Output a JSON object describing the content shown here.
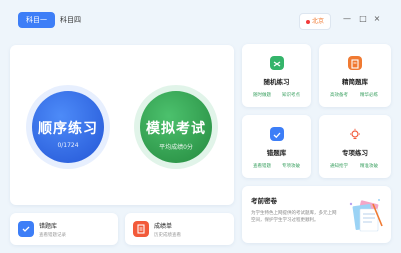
{
  "tabs": [
    {
      "label": "科目一",
      "active": true
    },
    {
      "label": "科目四",
      "active": false
    }
  ],
  "location": {
    "label": "北京"
  },
  "window_controls": {
    "help": "?",
    "minimize": "—",
    "maximize": "□",
    "close": "×"
  },
  "practice": {
    "title": "顺序练习",
    "progress": "0/1724"
  },
  "exam": {
    "title": "模拟考试",
    "subtitle": "平均成绩0分"
  },
  "grid": [
    {
      "title": "随机练习",
      "link1": "随时做题",
      "link2": "知识考点",
      "icon": "shuffle-icon",
      "color": "#34b46a"
    },
    {
      "title": "精简题库",
      "link1": "高效备考",
      "link2": "精华必练",
      "icon": "book-icon",
      "color": "#f07a32"
    },
    {
      "title": "错题库",
      "link1": "查看错题",
      "link2": "专项攻破",
      "icon": "check-icon",
      "color": "#3d7ef7"
    },
    {
      "title": "专项练习",
      "link1": "通知抢学",
      "link2": "精准攻破",
      "icon": "bulb-icon",
      "color": "#f25a3a"
    }
  ],
  "promo": {
    "title": "考前密卷",
    "desc": "为学生特色上网提供的考试题库，多元上网空间，保护学生学习过程更顺利。"
  },
  "bottom": [
    {
      "title": "错题库",
      "sub": "查看错题记录",
      "icon": "check-icon",
      "color": "#3d7ef7"
    },
    {
      "title": "成绩单",
      "sub": "历史成绩查看",
      "icon": "report-icon",
      "color": "#f25a3a"
    }
  ]
}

= = = = = = =

WORK TO DO:
Quote each entry above verbatim and drop the pictures.

ANSWER:
Output a JSON object describing the content shown here.
{
  "tabs": [
    {
      "label": "科目一",
      "active": true
    },
    {
      "label": "科目四",
      "active": false
    }
  ],
  "location": {
    "label": "北京"
  },
  "window_controls": {
    "help": "?",
    "minimize": "—",
    "maximize": "□",
    "close": "×"
  },
  "practice": {
    "title": "顺序练习",
    "progress": "0/1724"
  },
  "exam": {
    "title": "模拟考试",
    "subtitle": "平均成绩0分"
  },
  "grid": [
    {
      "title": "随机练习",
      "link1": "随时做题",
      "link2": "知识考点",
      "icon": "shuffle-icon",
      "color": "#34b46a"
    },
    {
      "title": "精简题库",
      "link1": "高效备考",
      "link2": "精华必练",
      "icon": "book-icon",
      "color": "#f07a32"
    },
    {
      "title": "错题库",
      "link1": "查看错题",
      "link2": "专项攻破",
      "icon": "check-icon",
      "color": "#3d7ef7"
    },
    {
      "title": "专项练习",
      "link1": "通知抢学",
      "link2": "精准攻破",
      "icon": "bulb-icon",
      "color": "#f25a3a"
    }
  ],
  "promo": {
    "title": "考前密卷",
    "desc": "为学生特色上网提供的考试题库，多元上网空间，保护学生学习过程更顺利。"
  },
  "bottom": [
    {
      "title": "错题库",
      "sub": "查看错题记录",
      "icon": "check-icon",
      "color": "#3d7ef7"
    },
    {
      "title": "成绩单",
      "sub": "历史成绩查看",
      "icon": "report-icon",
      "color": "#f25a3a"
    }
  ]
}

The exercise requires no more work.